### Instructions for the task:
Scan the lines below for the word "time". Copy each line you find it in.

### Supplied records:

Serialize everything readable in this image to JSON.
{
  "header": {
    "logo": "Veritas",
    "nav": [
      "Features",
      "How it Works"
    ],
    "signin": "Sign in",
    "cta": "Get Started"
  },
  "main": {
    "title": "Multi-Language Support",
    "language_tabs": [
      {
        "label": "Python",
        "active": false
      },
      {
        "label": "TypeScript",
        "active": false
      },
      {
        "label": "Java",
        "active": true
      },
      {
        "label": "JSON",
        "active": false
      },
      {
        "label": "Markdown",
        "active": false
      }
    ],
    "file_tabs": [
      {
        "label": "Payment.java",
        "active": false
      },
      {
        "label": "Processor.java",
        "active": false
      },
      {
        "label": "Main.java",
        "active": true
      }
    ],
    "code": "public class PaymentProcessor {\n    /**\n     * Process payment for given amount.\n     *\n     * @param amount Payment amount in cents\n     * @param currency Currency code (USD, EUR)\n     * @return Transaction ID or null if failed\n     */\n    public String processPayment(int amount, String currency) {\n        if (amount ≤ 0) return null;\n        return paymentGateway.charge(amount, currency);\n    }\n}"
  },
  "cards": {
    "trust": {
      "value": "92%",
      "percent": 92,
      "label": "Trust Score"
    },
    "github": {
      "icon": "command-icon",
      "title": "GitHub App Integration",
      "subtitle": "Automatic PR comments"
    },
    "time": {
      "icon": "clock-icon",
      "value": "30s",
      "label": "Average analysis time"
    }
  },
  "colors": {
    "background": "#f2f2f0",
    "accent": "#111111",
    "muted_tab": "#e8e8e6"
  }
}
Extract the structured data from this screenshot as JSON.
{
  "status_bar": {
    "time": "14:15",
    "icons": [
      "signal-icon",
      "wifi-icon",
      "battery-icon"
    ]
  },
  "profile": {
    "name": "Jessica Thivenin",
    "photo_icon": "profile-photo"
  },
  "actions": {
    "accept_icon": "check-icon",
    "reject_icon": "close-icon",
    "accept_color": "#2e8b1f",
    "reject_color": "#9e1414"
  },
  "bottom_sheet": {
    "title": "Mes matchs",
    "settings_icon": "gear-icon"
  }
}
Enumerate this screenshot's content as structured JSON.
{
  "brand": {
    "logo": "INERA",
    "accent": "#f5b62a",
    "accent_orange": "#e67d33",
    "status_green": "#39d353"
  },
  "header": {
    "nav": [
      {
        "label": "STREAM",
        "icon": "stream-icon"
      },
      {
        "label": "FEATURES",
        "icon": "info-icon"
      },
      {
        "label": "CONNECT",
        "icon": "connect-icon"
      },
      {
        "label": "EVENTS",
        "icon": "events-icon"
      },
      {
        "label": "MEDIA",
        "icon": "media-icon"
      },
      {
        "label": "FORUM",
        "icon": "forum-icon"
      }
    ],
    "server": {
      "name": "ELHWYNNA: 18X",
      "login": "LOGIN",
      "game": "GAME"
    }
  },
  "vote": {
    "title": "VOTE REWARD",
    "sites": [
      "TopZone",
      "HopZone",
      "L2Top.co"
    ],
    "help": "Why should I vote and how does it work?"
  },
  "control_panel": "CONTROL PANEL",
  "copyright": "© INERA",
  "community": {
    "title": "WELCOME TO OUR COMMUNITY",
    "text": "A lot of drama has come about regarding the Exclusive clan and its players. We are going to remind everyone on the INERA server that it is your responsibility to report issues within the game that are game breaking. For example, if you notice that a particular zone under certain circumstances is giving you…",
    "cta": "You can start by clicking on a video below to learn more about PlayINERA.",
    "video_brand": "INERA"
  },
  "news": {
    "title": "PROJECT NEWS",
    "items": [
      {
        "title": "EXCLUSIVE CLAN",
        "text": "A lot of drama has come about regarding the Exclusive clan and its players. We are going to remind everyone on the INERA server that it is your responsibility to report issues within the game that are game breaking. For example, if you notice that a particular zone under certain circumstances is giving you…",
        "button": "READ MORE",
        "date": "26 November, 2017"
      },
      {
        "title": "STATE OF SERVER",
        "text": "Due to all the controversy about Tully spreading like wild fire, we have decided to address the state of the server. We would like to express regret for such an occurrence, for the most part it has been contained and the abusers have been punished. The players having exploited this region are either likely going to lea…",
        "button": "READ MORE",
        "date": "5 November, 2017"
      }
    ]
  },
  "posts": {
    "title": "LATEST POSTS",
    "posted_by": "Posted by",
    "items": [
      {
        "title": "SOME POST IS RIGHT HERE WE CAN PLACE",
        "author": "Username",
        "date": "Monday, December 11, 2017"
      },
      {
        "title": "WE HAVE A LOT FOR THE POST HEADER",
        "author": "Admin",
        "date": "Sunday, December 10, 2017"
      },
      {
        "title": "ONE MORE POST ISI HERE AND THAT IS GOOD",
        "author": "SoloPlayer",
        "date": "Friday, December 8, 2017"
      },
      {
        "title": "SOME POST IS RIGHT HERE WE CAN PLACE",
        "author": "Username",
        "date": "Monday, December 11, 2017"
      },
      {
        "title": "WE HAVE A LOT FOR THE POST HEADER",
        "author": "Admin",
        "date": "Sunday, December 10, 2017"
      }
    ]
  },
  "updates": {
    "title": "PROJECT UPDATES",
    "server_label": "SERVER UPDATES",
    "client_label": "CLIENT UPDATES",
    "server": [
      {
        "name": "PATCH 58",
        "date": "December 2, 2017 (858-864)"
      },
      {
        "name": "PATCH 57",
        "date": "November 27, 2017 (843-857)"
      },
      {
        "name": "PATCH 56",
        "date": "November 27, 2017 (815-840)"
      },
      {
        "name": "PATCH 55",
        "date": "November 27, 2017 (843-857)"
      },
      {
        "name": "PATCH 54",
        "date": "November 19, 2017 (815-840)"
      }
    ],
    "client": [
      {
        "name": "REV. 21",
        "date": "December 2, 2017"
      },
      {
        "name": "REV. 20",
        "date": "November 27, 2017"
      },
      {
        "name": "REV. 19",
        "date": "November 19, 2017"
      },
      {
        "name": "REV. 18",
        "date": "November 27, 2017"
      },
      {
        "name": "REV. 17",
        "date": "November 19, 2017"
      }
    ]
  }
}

### Written solution:
    "time": {
      "label": "Average analysis time"
    "time": "14:15",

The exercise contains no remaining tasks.